**Problem details**
Output all lines exactly, with nothing added or dropped.

**Exercise material**
* * * * *

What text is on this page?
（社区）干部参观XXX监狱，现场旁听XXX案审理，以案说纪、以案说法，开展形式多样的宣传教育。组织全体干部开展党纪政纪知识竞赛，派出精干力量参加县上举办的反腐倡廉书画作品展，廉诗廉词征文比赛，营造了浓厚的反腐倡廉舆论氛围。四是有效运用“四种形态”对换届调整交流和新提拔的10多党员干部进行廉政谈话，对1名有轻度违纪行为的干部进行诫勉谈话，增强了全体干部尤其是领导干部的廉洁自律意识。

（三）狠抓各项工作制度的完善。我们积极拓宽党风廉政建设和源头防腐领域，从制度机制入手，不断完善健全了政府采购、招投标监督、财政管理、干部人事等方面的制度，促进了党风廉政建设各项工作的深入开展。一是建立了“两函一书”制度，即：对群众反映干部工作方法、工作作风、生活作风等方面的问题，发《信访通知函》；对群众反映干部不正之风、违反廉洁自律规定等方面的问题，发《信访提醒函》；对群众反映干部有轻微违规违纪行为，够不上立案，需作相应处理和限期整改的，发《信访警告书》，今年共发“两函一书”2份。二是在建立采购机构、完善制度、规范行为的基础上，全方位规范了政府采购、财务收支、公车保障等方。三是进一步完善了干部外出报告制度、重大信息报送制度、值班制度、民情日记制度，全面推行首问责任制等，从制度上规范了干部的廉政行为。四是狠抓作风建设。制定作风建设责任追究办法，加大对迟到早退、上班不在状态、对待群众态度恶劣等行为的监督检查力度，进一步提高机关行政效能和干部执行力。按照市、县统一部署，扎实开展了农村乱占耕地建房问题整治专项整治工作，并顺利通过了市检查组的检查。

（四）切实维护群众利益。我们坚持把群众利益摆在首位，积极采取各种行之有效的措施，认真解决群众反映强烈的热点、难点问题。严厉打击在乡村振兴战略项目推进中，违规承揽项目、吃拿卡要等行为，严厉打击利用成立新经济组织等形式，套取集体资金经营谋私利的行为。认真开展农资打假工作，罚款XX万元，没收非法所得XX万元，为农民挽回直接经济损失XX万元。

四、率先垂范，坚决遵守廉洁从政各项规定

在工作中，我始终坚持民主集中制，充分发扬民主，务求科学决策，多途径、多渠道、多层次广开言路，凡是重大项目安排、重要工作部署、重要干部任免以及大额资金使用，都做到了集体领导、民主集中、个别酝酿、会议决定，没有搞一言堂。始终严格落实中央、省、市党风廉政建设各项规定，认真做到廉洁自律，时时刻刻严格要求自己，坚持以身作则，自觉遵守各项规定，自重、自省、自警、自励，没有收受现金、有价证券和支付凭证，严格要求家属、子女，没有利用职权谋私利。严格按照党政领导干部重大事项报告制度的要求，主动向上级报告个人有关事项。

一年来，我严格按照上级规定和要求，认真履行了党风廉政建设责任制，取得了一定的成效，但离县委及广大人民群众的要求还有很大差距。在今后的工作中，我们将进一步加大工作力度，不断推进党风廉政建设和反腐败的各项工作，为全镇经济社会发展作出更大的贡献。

* * * * *

**Expected answer**
What text is on this page?
（社区）干部参观XXX监狱，现场旁听XXX案审理，以案说纪、以案说法，开展形式多样的宣传教育。组织全体干部开展党纪政纪知识竞赛，派出精干力量参加县上举办的反腐倡廉书画作品展，廉诗廉词征文比赛，营造了浓厚的反腐倡廉舆论氛围。四是有效运用“四种形态”对换届调整交流和新提拔的10多党员干部进行廉政谈话，对1名有轻度违纪行为的干部进行诫勉谈话，增强了全体干部尤其是领导干部的廉洁自律意识。

（三）狠抓各项工作制度的完善。我们积极拓宽党风廉政建设和源头防腐领域，从制度机制入手，不断完善健全了政府采购、招投标监督、财政管理、干部人事等方面的制度，促进了党风廉政建设各项工作的深入开展。一是建立了“两函一书”制度，即：对群众反映干部工作方法、工作作风、生活作风等方面的问题，发《信访通知函》；对群众反映干部不正之风、违反廉洁自律规定等方面的问题，发《信访提醒函》；对群众反映干部有轻微违规违纪行为，够不上立案，需作相应处理和限期整改的，发《信访警告书》，今年共发“两函一书”2份。二是在建立采购机构、完善制度、规范行为的基础上，全方位规范了政府采购、财务收支、公车保障等方。三是进一步完善了干部外出报告制度、重大信息报送制度、值班制度、民情日记制度，全面推行首问责任制等，从制度上规范了干部的廉政行为。四是狠抓作风建设。制定作风建设责任追究办法，加大对迟到早退、上班不在状态、对待群众态度恶劣等行为的监督检查力度，进一步提高机关行政效能和干部执行力。按照市、县统一部署，扎实开展了农村乱占耕地建房问题整治专项整治工作，并顺利通过了市检查组的检查。

（四）切实维护群众利益。我们坚持把群众利益摆在首位，积极采取各种行之有效的措施，认真解决群众反映强烈的热点、难点问题。严厉打击在乡村振兴战略项目推进中，违规承揽项目、吃拿卡要等行为，严厉打击利用成立新经济组织等形式，套取集体资金经营谋私利的行为。认真开展农资打假工作，罚款XX万元，没收非法所得XX万元，为农民挽回直接经济损失XX万元。

四、率先垂范，坚决遵守廉洁从政各项规定

在工作中，我始终坚持民主集中制，充分发扬民主，务求科学决策，多途径、多渠道、多层次广开言路，凡是重大项目安排、重要工作部署、重要干部任免以及大额资金使用，都做到了集体领导、民主集中、个别酝酿、会议决定，没有搞一言堂。始终严格落实中央、省、市党风廉政建设各项规定，认真做到廉洁自律，时时刻刻严格要求自己，坚持以身作则，自觉遵守各项规定，自重、自省、自警、自励，没有收受现金、有价证券和支付凭证，严格要求家属、子女，没有利用职权谋私利。严格按照党政领导干部重大事项报告制度的要求，主动向上级报告个人有关事项。

一年来，我严格按照上级规定和要求，认真履行了党风廉政建设责任制，取得了一定的成效，但离县委及广大人民群众的要求还有很大差距。在今后的工作中，我们将进一步加大工作力度，不断推进党风廉政建设和反腐败的各项工作，为全镇经济社会发展作出更大的贡献。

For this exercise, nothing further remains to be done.